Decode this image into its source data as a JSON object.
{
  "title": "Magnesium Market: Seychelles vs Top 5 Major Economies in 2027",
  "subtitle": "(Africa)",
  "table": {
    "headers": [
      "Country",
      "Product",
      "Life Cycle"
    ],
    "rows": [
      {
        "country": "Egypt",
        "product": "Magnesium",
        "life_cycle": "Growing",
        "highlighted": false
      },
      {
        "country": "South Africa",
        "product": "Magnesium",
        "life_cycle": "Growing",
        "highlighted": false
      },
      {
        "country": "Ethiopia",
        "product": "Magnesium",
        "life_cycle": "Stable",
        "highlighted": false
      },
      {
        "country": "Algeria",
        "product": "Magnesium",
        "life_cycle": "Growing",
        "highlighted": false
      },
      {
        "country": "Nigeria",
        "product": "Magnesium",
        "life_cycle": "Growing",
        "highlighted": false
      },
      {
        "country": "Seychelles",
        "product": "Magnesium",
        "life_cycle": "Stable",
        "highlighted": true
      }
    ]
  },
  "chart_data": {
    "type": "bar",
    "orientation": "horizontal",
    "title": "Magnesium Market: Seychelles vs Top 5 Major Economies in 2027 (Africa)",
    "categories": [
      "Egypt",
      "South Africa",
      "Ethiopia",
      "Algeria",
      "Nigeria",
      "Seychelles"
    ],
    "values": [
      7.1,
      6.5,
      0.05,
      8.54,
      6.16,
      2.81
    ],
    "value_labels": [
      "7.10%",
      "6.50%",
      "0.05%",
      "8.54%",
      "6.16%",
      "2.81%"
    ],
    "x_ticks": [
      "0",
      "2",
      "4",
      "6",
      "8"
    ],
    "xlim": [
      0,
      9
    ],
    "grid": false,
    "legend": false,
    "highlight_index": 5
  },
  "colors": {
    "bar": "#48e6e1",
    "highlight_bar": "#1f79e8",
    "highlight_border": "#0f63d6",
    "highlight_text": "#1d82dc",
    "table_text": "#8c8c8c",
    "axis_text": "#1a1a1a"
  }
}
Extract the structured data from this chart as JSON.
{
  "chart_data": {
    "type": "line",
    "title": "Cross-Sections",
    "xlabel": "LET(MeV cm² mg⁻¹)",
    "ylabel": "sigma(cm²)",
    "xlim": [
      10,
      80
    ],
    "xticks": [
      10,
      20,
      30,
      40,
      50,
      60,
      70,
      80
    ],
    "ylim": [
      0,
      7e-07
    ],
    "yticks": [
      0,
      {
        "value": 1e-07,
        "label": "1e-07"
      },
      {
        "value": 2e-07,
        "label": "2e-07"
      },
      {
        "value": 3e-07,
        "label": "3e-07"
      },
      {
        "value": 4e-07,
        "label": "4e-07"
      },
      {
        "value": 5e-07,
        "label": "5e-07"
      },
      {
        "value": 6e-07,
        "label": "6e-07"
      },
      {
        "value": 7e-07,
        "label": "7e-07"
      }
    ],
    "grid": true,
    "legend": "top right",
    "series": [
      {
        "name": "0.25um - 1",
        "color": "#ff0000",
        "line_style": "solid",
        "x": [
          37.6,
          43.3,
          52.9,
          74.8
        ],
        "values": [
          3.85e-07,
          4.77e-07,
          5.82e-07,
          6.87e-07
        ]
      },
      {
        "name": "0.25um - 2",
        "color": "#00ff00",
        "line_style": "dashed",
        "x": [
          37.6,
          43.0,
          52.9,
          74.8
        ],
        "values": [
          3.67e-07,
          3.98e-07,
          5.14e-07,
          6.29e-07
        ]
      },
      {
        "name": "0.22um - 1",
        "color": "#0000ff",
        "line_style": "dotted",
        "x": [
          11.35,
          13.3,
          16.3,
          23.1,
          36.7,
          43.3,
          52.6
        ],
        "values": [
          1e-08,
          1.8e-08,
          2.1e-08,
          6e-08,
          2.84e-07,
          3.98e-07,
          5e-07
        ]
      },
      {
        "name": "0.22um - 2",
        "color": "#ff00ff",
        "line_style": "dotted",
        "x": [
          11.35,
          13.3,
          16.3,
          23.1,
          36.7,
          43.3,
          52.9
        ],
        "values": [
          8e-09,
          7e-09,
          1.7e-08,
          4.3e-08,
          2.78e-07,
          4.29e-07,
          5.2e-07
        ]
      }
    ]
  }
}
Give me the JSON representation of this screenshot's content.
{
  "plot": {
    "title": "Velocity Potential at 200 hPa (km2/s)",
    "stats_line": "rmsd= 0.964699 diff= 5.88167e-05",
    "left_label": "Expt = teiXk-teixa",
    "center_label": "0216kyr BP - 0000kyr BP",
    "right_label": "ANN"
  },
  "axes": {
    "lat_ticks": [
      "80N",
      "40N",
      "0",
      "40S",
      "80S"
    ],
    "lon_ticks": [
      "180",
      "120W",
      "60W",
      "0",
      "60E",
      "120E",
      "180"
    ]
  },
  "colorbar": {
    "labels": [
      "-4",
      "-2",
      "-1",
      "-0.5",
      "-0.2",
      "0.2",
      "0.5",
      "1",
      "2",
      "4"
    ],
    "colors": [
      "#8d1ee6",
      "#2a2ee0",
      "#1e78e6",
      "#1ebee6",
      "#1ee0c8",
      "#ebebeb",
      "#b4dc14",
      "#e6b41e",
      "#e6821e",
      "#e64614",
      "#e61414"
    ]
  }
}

+--

Your goal: From the line that contains "Give me the" to the last line of the material above, repeat every line exactly, keeping both the first and the last.

Output for this exercise:
Give me the JSON representation of this screenshot's content.
{
  "plot": {
    "title": "Velocity Potential at 200 hPa (km2/s)",
    "stats_line": "rmsd= 0.964699 diff= 5.88167e-05",
    "left_label": "Expt = teiXk-teixa",
    "center_label": "0216kyr BP - 0000kyr BP",
    "right_label": "ANN"
  },
  "axes": {
    "lat_ticks": [
      "80N",
      "40N",
      "0",
      "40S",
      "80S"
    ],
    "lon_ticks": [
      "180",
      "120W",
      "60W",
      "0",
      "60E",
      "120E",
      "180"
    ]
  },
  "colorbar": {
    "labels": [
      "-4",
      "-2",
      "-1",
      "-0.5",
      "-0.2",
      "0.2",
      "0.5",
      "1",
      "2",
      "4"
    ],
    "colors": [
      "#8d1ee6",
      "#2a2ee0",
      "#1e78e6",
      "#1ebee6",
      "#1ee0c8",
      "#ebebeb",
      "#b4dc14",
      "#e6b41e",
      "#e6821e",
      "#e64614",
      "#e61414"
    ]
  }
}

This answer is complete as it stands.